WHAT NEEDS TO BE DONE :: Copy each record exactly as it reads, leaving out any pictures it holds.

Some records ::

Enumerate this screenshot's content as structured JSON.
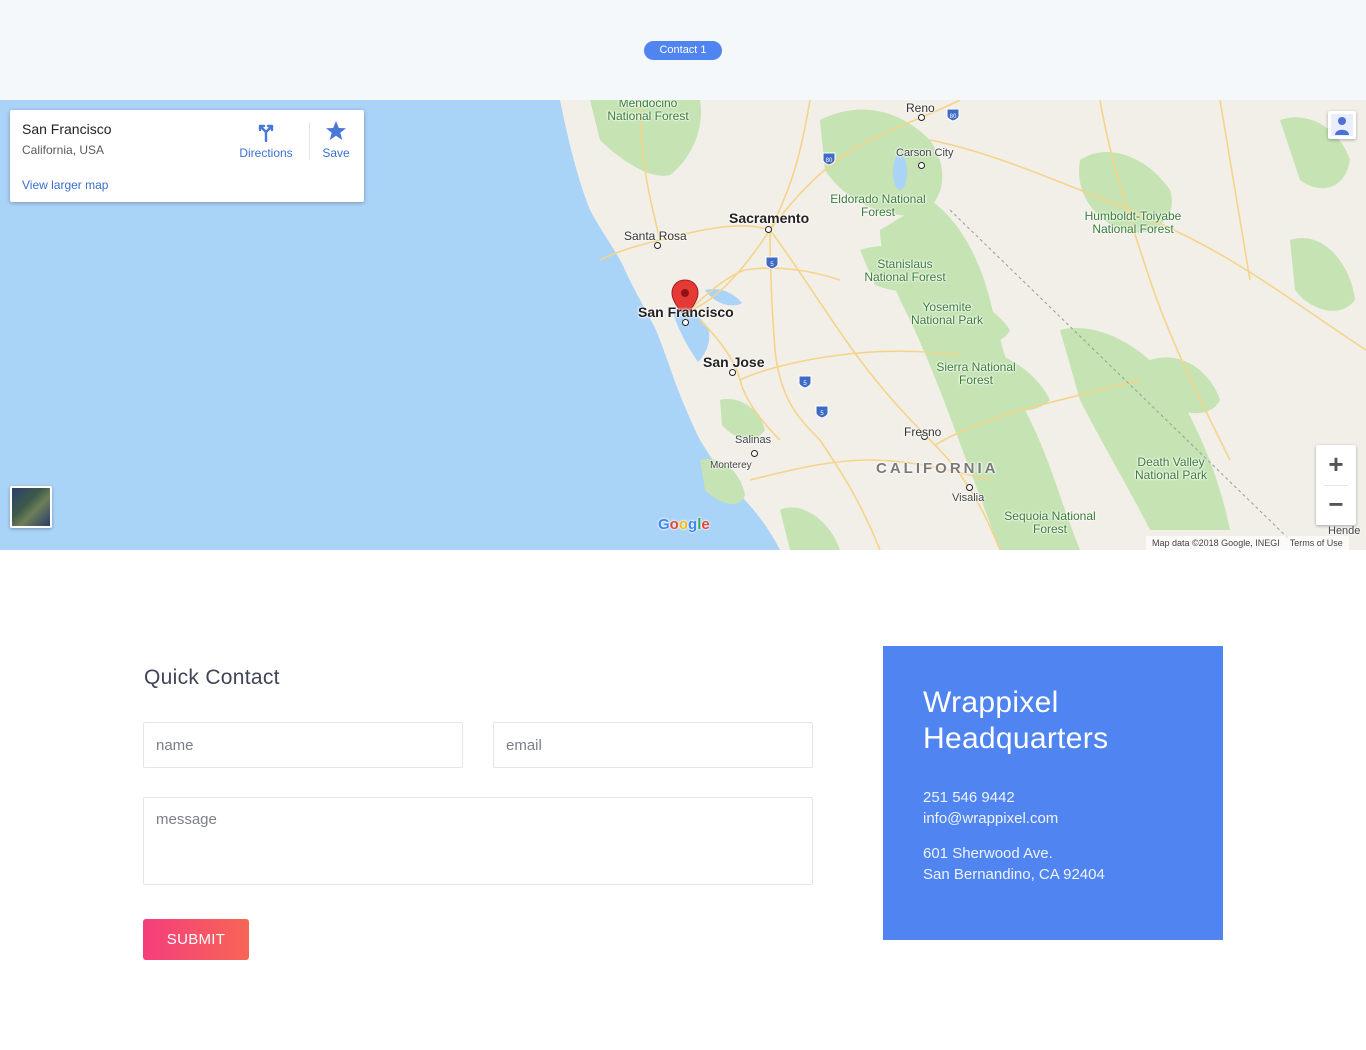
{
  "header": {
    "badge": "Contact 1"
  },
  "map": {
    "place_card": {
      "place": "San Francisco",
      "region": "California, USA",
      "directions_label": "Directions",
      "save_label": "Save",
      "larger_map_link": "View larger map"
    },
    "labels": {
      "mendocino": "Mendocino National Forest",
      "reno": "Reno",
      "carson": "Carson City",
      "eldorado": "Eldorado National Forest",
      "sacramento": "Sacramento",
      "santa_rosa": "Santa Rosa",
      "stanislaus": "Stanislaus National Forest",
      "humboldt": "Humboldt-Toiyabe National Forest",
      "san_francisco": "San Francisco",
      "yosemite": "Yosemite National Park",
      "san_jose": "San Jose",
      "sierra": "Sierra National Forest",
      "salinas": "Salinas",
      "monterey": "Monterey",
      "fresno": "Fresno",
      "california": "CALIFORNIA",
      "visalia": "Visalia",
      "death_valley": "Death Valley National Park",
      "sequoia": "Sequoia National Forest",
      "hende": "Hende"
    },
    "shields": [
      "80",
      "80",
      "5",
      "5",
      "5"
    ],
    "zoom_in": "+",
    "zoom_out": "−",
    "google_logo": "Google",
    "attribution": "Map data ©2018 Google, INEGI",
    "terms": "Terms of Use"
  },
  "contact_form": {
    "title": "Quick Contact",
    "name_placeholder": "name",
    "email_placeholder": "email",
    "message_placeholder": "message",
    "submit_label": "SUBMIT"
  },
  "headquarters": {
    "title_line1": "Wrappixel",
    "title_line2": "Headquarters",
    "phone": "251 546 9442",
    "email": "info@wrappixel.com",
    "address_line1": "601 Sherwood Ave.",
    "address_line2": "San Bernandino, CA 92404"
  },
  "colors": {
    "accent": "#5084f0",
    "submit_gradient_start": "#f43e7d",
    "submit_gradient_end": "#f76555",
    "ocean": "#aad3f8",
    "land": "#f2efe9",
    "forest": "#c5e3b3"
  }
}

SOLUTION FOR THIS TASK ::
Enumerate this screenshot's content as structured JSON.
{
  "header": {
    "badge": "Contact 1"
  },
  "map": {
    "place_card": {
      "place": "San Francisco",
      "region": "California, USA",
      "directions_label": "Directions",
      "save_label": "Save",
      "larger_map_link": "View larger map"
    },
    "labels": {
      "mendocino": "Mendocino National Forest",
      "reno": "Reno",
      "carson": "Carson City",
      "eldorado": "Eldorado National Forest",
      "sacramento": "Sacramento",
      "santa_rosa": "Santa Rosa",
      "stanislaus": "Stanislaus National Forest",
      "humboldt": "Humboldt-Toiyabe National Forest",
      "san_francisco": "San Francisco",
      "yosemite": "Yosemite National Park",
      "san_jose": "San Jose",
      "sierra": "Sierra National Forest",
      "salinas": "Salinas",
      "monterey": "Monterey",
      "fresno": "Fresno",
      "california": "CALIFORNIA",
      "visalia": "Visalia",
      "death_valley": "Death Valley National Park",
      "sequoia": "Sequoia National Forest",
      "hende": "Hende"
    },
    "shields": [
      "80",
      "80",
      "5",
      "5",
      "5"
    ],
    "zoom_in": "+",
    "zoom_out": "−",
    "google_logo": "Google",
    "attribution": "Map data ©2018 Google, INEGI",
    "terms": "Terms of Use"
  },
  "contact_form": {
    "title": "Quick Contact",
    "name_placeholder": "name",
    "email_placeholder": "email",
    "message_placeholder": "message",
    "submit_label": "SUBMIT"
  },
  "headquarters": {
    "title_line1": "Wrappixel",
    "title_line2": "Headquarters",
    "phone": "251 546 9442",
    "email": "info@wrappixel.com",
    "address_line1": "601 Sherwood Ave.",
    "address_line2": "San Bernandino, CA 92404"
  },
  "colors": {
    "accent": "#5084f0",
    "submit_gradient_start": "#f43e7d",
    "submit_gradient_end": "#f76555",
    "ocean": "#aad3f8",
    "land": "#f2efe9",
    "forest": "#c5e3b3"
  }
}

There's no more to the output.